[Figure collection entries]
☆ ☆ ☆ ☆
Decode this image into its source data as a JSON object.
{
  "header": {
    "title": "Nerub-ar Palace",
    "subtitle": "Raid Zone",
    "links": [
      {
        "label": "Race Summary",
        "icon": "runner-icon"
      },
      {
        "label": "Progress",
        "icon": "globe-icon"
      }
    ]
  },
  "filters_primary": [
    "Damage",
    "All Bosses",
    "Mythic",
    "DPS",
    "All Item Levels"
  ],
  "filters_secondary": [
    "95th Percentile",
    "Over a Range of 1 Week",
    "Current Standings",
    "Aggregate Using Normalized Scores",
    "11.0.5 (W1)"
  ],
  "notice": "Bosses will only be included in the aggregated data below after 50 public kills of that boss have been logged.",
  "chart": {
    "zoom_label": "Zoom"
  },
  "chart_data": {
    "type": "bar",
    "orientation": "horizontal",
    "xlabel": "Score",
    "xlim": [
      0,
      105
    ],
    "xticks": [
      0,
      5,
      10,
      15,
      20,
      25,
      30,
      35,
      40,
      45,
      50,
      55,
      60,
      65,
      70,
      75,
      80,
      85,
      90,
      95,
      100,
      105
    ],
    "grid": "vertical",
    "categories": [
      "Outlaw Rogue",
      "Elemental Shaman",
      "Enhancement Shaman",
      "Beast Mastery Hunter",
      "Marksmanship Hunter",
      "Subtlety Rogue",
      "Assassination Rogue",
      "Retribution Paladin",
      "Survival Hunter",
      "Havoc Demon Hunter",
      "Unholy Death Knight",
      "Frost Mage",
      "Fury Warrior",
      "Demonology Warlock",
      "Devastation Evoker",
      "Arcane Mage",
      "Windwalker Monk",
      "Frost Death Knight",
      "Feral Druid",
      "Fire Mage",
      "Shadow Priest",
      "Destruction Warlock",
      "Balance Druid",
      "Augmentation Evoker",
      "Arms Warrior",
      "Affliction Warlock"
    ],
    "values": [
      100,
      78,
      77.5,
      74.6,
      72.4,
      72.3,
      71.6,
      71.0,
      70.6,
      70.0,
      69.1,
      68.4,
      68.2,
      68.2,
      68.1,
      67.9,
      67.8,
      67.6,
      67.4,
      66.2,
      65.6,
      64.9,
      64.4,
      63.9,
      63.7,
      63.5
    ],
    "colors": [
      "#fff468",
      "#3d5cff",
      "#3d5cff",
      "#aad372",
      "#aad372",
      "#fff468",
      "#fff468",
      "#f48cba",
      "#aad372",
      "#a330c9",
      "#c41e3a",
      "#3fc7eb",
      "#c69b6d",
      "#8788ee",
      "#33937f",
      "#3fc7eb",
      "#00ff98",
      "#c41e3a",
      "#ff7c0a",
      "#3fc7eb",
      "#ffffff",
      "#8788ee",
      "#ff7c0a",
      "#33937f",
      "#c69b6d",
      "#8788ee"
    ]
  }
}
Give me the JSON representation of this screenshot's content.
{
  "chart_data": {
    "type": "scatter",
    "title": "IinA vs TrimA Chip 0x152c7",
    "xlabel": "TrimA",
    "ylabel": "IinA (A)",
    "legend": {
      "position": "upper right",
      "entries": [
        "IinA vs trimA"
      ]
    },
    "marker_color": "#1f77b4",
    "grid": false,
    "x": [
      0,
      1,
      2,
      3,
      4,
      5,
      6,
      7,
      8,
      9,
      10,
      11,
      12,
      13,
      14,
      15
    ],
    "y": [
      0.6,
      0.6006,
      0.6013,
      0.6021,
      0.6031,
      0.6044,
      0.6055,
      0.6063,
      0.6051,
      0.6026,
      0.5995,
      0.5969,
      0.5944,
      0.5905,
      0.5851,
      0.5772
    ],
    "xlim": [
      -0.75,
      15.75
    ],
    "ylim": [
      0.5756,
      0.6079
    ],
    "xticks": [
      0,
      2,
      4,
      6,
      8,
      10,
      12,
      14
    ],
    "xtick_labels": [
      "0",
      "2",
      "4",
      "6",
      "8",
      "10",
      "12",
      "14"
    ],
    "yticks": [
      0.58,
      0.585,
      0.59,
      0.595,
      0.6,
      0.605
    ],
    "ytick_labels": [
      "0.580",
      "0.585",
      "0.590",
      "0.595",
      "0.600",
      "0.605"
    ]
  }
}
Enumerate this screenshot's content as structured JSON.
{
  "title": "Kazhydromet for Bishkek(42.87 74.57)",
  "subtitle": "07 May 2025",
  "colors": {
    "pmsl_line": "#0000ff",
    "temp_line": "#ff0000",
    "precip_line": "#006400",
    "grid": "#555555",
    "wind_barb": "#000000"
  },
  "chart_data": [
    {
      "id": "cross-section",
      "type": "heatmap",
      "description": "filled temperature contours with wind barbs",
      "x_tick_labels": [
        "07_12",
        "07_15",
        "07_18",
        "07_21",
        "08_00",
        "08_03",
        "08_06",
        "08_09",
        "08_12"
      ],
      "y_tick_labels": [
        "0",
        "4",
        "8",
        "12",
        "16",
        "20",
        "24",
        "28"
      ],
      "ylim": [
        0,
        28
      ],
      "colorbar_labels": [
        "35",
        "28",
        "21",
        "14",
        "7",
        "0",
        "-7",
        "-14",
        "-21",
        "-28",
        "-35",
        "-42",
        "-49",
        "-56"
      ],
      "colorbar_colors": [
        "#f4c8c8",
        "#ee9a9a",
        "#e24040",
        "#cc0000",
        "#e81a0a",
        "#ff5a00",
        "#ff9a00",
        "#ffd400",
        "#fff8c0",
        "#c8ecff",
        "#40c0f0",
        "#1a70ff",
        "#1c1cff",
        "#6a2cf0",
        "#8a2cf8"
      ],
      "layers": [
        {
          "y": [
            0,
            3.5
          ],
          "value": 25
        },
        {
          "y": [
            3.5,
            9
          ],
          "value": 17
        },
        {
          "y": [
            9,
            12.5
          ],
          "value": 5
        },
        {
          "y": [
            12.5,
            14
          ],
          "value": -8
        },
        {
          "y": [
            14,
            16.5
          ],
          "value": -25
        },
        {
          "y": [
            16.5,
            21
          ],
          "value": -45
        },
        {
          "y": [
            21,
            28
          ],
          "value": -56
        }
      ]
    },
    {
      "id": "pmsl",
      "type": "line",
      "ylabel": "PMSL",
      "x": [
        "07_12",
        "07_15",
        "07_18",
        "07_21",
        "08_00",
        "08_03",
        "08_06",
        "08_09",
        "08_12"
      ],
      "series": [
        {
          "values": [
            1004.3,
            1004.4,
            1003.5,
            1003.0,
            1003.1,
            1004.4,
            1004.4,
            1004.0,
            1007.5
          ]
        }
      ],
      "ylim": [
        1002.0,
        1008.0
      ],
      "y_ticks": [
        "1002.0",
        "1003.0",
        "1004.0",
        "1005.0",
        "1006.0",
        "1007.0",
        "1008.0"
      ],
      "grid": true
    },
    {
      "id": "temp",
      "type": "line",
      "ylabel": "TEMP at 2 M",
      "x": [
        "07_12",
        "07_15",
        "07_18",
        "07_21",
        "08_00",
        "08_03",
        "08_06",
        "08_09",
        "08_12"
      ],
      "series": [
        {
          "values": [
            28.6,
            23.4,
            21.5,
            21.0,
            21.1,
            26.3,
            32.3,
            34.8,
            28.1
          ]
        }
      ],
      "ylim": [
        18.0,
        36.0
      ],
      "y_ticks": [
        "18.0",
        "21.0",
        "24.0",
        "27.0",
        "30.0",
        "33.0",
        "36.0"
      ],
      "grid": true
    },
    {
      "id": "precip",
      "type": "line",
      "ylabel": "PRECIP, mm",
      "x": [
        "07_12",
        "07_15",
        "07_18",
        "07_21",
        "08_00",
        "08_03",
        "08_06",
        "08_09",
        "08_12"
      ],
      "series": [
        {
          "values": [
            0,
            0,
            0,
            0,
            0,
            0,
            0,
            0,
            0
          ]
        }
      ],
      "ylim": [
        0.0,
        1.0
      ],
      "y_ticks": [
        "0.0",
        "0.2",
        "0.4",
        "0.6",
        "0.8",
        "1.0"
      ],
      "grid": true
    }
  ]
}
☆ ☆ ☆ ☆
### TASK DIRECTIONS
Ascertain the number of lines in the entries that include the word "Warlock", and report only that number.

### SOLUTION FOR THIS PROBLEM
3